_EXERCISE TASK_. Go through the entries below and collect each line with the string "افزایش" in it.

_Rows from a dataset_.
▶
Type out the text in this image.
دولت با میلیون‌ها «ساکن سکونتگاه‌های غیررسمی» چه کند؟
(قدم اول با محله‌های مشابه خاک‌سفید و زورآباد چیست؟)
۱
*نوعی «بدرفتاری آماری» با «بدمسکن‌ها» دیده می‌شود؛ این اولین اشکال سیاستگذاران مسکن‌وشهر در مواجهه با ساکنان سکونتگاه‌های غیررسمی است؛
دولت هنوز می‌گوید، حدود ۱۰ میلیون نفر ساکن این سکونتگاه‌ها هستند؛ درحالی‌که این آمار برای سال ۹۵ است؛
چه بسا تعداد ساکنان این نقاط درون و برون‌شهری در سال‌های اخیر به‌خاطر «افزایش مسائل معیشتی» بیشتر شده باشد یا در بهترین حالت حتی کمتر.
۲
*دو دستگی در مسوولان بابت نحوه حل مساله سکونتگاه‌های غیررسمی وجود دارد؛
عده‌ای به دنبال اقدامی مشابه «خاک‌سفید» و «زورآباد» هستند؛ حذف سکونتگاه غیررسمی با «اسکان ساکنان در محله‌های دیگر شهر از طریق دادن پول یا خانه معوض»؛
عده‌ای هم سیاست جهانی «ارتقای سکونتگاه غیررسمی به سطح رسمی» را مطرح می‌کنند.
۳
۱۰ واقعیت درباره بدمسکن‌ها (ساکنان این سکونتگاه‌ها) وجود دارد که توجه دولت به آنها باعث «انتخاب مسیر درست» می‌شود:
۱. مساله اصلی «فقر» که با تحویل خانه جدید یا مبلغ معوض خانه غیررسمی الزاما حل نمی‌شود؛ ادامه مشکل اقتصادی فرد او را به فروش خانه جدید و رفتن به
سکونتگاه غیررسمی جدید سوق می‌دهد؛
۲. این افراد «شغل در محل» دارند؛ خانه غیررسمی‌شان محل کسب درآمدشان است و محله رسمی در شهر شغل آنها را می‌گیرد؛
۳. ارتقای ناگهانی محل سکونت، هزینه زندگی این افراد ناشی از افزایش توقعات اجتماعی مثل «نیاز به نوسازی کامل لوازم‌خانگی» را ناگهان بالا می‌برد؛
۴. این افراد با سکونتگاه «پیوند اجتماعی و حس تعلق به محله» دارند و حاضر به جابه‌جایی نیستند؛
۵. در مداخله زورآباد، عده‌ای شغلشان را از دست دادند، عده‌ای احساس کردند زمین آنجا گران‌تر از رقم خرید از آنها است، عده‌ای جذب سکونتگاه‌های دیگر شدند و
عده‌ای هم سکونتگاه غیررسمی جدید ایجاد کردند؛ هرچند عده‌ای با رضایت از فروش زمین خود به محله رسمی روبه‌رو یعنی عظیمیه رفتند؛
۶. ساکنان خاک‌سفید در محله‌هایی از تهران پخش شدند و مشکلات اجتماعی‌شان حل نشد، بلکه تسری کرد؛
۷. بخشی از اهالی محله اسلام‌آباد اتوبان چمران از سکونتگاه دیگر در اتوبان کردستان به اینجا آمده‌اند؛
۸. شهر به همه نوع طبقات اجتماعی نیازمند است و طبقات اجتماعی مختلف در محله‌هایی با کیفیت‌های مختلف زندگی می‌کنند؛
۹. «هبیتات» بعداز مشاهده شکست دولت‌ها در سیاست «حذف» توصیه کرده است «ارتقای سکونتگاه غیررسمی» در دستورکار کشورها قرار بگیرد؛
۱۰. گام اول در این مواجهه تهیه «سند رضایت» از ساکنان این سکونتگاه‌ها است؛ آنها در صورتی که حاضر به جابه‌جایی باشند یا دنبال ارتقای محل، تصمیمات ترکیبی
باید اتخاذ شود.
◀
_EXERCISE RESULT_.
چه بسا تعداد ساکنان این نقاط درون و برون‌شهری در سال‌های اخیر به‌خاطر «افزایش مسائل معیشتی» بیشتر شده باشد یا در بهترین حالت حتی کمتر.
۳. ارتقای ناگهانی محل سکونت، هزینه زندگی این افراد ناشی از افزایش توقعات اجتماعی مثل «نیاز به نوسازی کامل لوازم‌خانگی» را ناگهان بالا می‌برد؛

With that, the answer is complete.